» Problem description
Search the records that follow and extract every line containing the string "JSON".

┌──

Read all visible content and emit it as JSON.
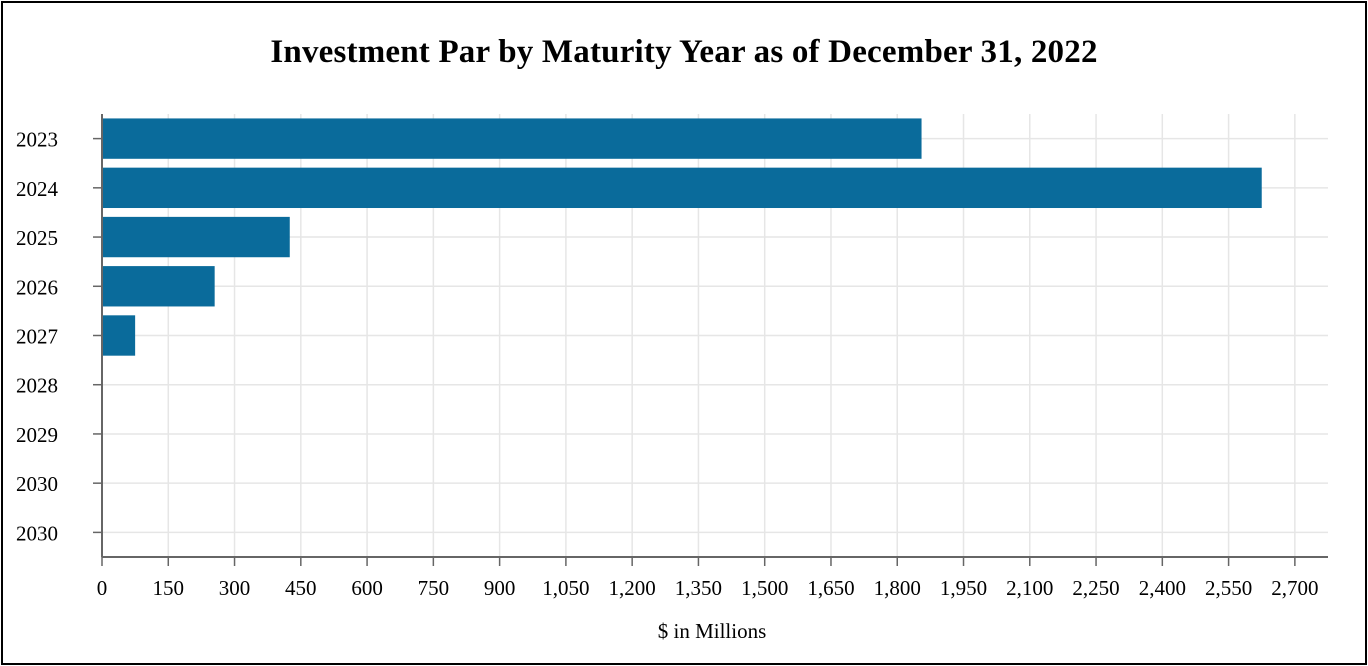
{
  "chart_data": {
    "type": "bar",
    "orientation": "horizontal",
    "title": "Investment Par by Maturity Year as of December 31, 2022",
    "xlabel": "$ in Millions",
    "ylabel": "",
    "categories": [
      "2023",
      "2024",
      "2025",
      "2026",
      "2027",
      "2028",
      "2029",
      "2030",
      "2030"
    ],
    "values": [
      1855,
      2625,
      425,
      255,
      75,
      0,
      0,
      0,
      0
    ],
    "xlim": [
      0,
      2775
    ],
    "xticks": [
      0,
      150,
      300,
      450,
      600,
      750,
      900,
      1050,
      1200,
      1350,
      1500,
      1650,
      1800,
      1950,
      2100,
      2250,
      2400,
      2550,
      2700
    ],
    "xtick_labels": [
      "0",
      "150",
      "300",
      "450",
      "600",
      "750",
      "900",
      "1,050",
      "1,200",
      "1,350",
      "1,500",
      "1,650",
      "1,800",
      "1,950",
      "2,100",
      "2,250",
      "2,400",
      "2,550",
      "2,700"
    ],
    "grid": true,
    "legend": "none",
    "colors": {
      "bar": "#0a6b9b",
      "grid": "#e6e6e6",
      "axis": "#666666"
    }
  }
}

└──
┌──

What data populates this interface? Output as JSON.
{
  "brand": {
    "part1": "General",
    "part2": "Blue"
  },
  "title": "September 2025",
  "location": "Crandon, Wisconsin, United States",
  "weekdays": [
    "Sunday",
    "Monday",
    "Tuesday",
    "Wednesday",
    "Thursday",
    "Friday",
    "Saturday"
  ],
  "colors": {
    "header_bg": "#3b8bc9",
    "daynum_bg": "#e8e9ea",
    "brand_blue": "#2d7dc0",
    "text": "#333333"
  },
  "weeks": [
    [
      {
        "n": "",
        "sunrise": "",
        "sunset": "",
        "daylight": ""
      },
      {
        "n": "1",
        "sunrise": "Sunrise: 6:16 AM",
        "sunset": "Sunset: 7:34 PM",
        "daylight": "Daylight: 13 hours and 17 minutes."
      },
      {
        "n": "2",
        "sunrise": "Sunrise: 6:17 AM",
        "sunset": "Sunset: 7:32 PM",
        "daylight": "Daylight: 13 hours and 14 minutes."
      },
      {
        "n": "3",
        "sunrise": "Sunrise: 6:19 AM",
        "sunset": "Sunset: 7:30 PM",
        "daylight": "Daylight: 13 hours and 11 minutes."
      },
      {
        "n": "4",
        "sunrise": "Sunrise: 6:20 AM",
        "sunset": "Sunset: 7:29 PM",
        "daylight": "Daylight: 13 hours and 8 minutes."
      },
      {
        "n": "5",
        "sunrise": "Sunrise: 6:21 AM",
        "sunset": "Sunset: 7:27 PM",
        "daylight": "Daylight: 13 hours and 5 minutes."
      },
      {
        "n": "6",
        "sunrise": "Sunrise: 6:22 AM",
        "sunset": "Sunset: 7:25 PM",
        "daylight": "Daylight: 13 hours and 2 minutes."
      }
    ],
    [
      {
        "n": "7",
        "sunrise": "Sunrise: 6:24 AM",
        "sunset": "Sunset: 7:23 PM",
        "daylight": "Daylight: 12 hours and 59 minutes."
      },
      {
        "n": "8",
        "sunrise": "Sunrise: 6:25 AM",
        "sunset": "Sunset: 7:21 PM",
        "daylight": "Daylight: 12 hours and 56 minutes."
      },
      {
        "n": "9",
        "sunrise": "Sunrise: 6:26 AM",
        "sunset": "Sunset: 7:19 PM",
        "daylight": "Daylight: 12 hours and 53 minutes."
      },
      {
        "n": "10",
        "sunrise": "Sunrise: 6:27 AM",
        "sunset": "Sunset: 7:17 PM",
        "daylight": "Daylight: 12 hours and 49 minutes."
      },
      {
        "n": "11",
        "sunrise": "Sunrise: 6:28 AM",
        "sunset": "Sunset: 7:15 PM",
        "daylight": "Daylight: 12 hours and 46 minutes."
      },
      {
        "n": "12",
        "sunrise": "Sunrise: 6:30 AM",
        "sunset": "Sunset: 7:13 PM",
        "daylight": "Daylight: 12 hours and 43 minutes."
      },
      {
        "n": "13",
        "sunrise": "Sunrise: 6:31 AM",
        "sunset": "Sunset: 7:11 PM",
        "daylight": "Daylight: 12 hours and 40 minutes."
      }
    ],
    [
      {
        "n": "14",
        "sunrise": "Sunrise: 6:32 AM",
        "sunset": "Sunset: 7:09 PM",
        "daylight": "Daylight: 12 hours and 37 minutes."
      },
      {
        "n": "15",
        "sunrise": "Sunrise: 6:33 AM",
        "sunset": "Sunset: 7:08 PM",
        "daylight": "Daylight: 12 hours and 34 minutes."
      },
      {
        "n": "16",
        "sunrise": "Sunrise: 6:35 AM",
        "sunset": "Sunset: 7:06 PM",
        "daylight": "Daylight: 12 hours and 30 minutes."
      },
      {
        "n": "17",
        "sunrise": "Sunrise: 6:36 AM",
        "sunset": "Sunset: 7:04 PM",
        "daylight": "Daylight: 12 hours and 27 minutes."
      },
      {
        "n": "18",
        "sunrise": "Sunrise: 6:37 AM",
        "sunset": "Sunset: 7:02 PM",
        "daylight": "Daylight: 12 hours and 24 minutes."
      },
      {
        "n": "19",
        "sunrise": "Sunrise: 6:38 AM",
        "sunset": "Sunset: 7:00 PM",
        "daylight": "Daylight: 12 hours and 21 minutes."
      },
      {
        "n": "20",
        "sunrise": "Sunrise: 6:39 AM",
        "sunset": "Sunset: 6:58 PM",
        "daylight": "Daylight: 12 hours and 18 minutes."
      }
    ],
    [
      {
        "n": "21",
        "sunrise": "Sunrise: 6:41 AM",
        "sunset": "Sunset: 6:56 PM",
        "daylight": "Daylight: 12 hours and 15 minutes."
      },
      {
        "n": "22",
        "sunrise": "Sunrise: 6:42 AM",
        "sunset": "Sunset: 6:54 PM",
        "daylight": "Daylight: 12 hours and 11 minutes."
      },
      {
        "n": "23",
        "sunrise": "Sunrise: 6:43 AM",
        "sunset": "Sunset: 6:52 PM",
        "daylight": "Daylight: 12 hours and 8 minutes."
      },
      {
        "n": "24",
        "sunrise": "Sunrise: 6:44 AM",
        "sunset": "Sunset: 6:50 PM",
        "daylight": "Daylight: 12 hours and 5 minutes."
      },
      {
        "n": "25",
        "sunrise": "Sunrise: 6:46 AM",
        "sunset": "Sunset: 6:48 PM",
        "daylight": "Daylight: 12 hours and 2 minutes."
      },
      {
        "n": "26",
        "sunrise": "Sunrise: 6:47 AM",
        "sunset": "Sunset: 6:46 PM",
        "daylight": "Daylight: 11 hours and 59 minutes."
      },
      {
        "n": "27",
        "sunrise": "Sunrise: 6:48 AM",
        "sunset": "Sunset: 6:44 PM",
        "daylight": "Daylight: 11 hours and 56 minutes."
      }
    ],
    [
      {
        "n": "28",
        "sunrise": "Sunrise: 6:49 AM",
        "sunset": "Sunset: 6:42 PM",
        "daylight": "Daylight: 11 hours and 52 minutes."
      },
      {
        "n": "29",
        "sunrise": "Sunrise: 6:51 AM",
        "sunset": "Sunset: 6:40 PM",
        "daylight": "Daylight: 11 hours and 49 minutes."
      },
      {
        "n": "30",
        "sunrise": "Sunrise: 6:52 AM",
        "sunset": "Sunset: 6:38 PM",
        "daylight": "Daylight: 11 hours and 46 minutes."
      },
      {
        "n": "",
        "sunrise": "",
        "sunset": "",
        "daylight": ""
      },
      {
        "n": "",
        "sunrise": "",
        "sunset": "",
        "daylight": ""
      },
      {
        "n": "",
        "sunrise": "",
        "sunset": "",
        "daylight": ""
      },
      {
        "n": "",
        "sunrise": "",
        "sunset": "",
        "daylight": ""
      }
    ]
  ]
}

└──

» Exercise response
Read all visible content and emit it as JSON.
What data populates this interface? Output as JSON.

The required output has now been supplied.